"""

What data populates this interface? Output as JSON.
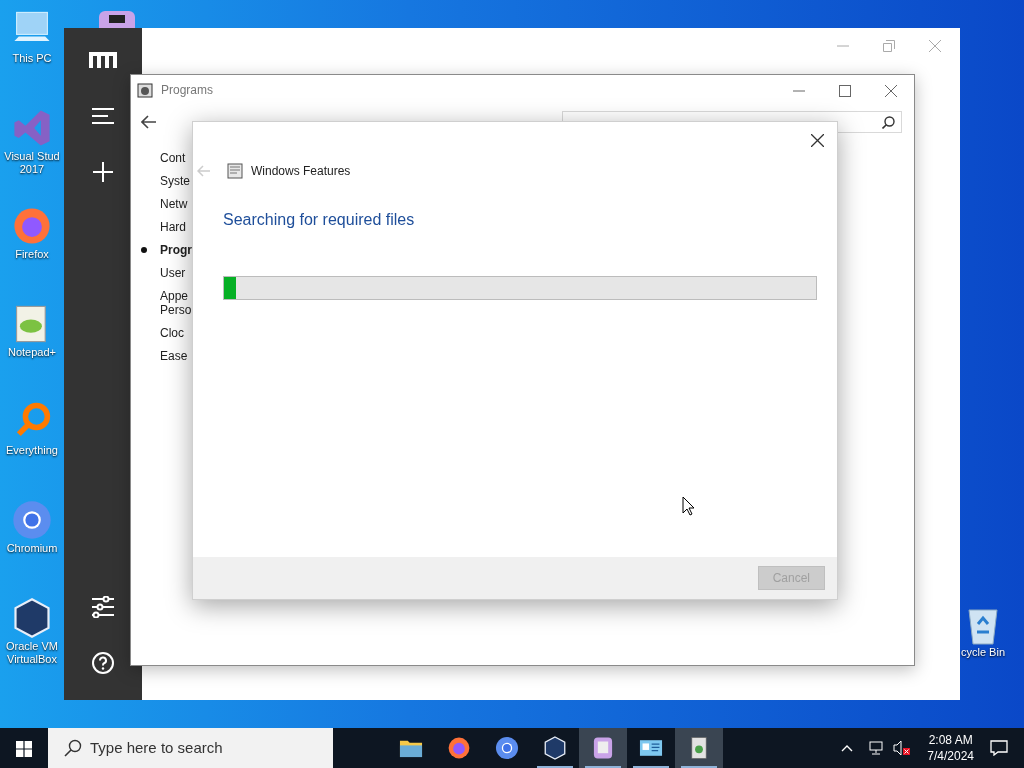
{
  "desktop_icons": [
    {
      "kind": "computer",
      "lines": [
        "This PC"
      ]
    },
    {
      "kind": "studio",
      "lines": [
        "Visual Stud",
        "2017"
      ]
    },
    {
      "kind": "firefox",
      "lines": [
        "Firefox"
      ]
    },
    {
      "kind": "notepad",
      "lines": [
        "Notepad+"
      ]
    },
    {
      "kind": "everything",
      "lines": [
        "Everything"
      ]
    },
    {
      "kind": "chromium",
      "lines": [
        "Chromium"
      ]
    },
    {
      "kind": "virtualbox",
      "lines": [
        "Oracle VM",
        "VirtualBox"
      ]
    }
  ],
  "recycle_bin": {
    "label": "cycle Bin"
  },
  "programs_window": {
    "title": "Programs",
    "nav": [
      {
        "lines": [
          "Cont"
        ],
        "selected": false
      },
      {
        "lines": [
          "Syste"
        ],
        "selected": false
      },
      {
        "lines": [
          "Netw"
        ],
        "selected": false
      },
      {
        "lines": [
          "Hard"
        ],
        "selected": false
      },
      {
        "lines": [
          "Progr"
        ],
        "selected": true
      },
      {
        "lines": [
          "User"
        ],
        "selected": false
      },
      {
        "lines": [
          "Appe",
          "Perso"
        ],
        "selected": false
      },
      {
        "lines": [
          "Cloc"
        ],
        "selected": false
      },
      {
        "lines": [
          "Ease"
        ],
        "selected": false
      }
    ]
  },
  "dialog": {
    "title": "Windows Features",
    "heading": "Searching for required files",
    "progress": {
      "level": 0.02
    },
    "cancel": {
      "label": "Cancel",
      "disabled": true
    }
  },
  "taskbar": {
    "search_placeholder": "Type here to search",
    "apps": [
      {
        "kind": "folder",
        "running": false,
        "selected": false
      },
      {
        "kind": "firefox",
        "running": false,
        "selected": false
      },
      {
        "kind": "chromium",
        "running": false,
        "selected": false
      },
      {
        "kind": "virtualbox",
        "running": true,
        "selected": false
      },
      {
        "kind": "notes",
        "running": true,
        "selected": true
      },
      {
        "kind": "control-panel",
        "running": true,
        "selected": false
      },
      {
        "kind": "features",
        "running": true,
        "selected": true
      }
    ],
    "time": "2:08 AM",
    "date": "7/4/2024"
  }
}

"""

# Given problem:
Collect every line with the string "title" from the records, and copy each.

# Full response:
    "title": "Programs",
    "title": "Windows Features",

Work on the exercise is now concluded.